[Extracted data entries]
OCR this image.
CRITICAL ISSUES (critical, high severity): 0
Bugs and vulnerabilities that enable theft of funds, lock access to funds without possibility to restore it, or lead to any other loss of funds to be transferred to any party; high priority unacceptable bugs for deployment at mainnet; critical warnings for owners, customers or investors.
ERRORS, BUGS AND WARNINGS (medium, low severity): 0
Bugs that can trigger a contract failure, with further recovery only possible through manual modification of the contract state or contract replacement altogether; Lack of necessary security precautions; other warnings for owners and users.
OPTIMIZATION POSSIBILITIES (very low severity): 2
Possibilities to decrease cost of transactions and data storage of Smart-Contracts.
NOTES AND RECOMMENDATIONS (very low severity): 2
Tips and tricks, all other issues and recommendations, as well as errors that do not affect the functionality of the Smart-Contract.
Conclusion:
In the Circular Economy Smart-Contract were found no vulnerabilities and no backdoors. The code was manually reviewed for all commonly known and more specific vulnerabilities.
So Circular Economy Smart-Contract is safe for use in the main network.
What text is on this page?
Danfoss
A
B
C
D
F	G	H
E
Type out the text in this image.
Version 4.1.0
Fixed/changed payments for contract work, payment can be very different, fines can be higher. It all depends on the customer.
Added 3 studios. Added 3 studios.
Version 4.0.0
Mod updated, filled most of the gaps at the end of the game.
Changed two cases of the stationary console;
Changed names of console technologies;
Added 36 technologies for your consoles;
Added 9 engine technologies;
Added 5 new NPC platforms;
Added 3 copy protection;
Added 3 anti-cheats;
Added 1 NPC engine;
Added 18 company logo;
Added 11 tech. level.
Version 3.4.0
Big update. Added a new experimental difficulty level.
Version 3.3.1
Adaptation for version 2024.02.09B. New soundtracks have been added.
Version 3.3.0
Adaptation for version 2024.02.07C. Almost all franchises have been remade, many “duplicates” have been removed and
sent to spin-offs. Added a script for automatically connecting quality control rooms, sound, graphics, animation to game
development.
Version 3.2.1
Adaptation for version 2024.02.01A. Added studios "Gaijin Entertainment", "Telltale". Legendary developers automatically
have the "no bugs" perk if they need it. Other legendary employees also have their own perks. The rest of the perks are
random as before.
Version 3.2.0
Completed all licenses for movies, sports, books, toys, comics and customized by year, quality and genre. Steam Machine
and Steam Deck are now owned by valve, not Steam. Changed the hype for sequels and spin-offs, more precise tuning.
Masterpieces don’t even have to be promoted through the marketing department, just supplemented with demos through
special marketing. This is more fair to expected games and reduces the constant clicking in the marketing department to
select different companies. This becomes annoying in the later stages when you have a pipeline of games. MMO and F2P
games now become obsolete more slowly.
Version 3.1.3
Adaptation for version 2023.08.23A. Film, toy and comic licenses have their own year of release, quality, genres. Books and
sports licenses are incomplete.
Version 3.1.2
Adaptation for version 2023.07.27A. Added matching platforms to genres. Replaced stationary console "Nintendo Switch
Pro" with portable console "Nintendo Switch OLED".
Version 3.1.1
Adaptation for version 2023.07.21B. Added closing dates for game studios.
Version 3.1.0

» Given instruction:
Output the complete data exactly as written.

» Complete output:
OCR this image.
CRITICAL ISSUES (critical, high severity): 0
Bugs and vulnerabilities that enable theft of funds, lock access to funds without possibility to restore it, or lead to any other loss of funds to be transferred to any party; high priority unacceptable bugs for deployment at mainnet; critical warnings for owners, customers or investors.
ERRORS, BUGS AND WARNINGS (medium, low severity): 0
Bugs that can trigger a contract failure, with further recovery only possible through manual modification of the contract state or contract replacement altogether; Lack of necessary security precautions; other warnings for owners and users.
OPTIMIZATION POSSIBILITIES (very low severity): 2
Possibilities to decrease cost of transactions and data storage of Smart-Contracts.
NOTES AND RECOMMENDATIONS (very low severity): 2
Tips and tricks, all other issues and recommendations, as well as errors that do not affect the functionality of the Smart-Contract.
Conclusion:
In the Circular Economy Smart-Contract were found no vulnerabilities and no backdoors. The code was manually reviewed for all commonly known and more specific vulnerabilities.
So Circular Economy Smart-Contract is safe for use in the main network.
What text is on this page?
Danfoss
A
B
C
D
F	G	H
E
Type out the text in this image.
Version 4.1.0
Fixed/changed payments for contract work, payment can be very different, fines can be higher. It all depends on the customer.
Added 3 studios. Added 3 studios.
Version 4.0.0
Mod updated, filled most of the gaps at the end of the game.
Changed two cases of the stationary console;
Changed names of console technologies;
Added 36 technologies for your consoles;
Added 9 engine technologies;
Added 5 new NPC platforms;
Added 3 copy protection;
Added 3 anti-cheats;
Added 1 NPC engine;
Added 18 company logo;
Added 11 tech. level.
Version 3.4.0
Big update. Added a new experimental difficulty level.
Version 3.3.1
Adaptation for version 2024.02.09B. New soundtracks have been added.
Version 3.3.0
Adaptation for version 2024.02.07C. Almost all franchises have been remade, many “duplicates” have been removed and
sent to spin-offs. Added a script for automatically connecting quality control rooms, sound, graphics, animation to game
development.
Version 3.2.1
Adaptation for version 2024.02.01A. Added studios "Gaijin Entertainment", "Telltale". Legendary developers automatically
have the "no bugs" perk if they need it. Other legendary employees also have their own perks. The rest of the perks are
random as before.
Version 3.2.0
Completed all licenses for movies, sports, books, toys, comics and customized by year, quality and genre. Steam Machine
and Steam Deck are now owned by valve, not Steam. Changed the hype for sequels and spin-offs, more precise tuning.
Masterpieces don’t even have to be promoted through the marketing department, just supplemented with demos through
special marketing. This is more fair to expected games and reduces the constant clicking in the marketing department to
select different companies. This becomes annoying in the later stages when you have a pipeline of games. MMO and F2P
games now become obsolete more slowly.
Version 3.1.3
Adaptation for version 2023.08.23A. Film, toy and comic licenses have their own year of release, quality, genres. Books and
sports licenses are incomplete.
Version 3.1.2
Adaptation for version 2023.07.27A. Added matching platforms to genres. Replaced stationary console "Nintendo Switch
Pro" with portable console "Nintendo Switch OLED".
Version 3.1.1
Adaptation for version 2023.07.21B. Added closing dates for game studios.
Version 3.1.0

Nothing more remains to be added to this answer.